** START **
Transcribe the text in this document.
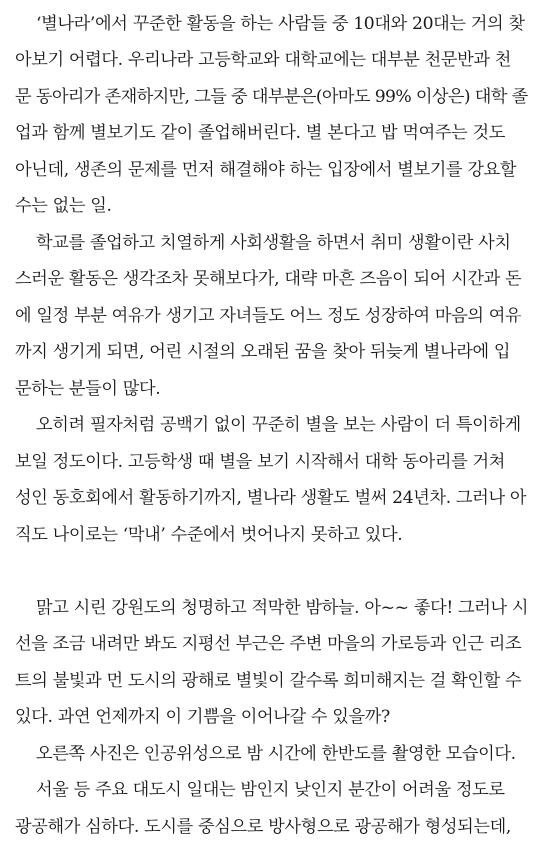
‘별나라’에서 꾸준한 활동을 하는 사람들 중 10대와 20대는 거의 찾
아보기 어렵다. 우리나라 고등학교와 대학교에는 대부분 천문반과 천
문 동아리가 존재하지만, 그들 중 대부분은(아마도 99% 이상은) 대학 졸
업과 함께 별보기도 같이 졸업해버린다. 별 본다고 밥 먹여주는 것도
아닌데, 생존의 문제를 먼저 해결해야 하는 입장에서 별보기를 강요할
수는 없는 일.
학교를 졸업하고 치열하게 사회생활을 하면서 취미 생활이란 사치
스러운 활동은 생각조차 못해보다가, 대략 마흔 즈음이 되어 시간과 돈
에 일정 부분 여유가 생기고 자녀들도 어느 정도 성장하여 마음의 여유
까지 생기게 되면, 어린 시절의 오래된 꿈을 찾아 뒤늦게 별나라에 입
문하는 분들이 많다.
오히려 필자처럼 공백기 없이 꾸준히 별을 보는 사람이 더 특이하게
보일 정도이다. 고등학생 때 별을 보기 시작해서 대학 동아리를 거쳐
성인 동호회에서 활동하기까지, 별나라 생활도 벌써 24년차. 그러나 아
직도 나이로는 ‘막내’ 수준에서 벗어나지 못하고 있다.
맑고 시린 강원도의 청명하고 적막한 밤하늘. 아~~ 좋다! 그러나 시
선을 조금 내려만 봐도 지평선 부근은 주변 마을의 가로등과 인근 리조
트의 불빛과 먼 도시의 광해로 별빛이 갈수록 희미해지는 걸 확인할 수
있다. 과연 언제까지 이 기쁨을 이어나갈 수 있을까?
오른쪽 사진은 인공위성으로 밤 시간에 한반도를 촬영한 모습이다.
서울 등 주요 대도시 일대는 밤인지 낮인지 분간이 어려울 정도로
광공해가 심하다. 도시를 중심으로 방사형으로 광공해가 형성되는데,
** END **
** START **
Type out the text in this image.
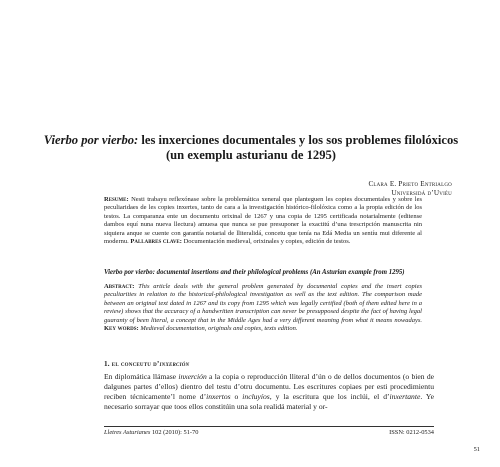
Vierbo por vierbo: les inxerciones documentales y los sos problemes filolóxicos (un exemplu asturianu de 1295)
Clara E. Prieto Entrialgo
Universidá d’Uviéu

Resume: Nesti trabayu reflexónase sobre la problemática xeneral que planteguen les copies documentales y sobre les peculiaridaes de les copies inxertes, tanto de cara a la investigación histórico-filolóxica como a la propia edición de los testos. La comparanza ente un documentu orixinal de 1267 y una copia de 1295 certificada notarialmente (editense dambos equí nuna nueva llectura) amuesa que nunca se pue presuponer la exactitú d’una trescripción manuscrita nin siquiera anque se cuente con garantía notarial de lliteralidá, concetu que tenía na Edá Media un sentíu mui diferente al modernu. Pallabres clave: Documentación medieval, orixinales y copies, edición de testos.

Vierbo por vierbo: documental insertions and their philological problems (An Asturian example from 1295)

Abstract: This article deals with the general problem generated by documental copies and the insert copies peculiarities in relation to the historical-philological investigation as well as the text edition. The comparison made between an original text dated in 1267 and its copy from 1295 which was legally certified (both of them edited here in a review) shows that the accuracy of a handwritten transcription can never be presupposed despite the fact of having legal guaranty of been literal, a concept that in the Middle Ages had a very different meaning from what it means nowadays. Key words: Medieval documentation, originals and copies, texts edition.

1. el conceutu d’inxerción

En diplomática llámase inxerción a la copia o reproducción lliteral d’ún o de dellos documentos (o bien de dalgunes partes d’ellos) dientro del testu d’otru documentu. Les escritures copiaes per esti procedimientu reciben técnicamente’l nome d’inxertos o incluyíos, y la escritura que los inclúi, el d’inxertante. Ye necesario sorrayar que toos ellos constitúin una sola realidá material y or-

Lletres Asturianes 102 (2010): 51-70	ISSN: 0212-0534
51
** END **
# WRITTEN REQUEST
Find the lines with the string "Vierbo" and reproduce them.

# THE ANSWER
Vierbo por vierbo: les inxerciones documentales y los sos problemes filolóxicos (un exemplu asturianu de 1295)
Vierbo por vierbo: documental insertions and their philological problems (An Asturian example from 1295)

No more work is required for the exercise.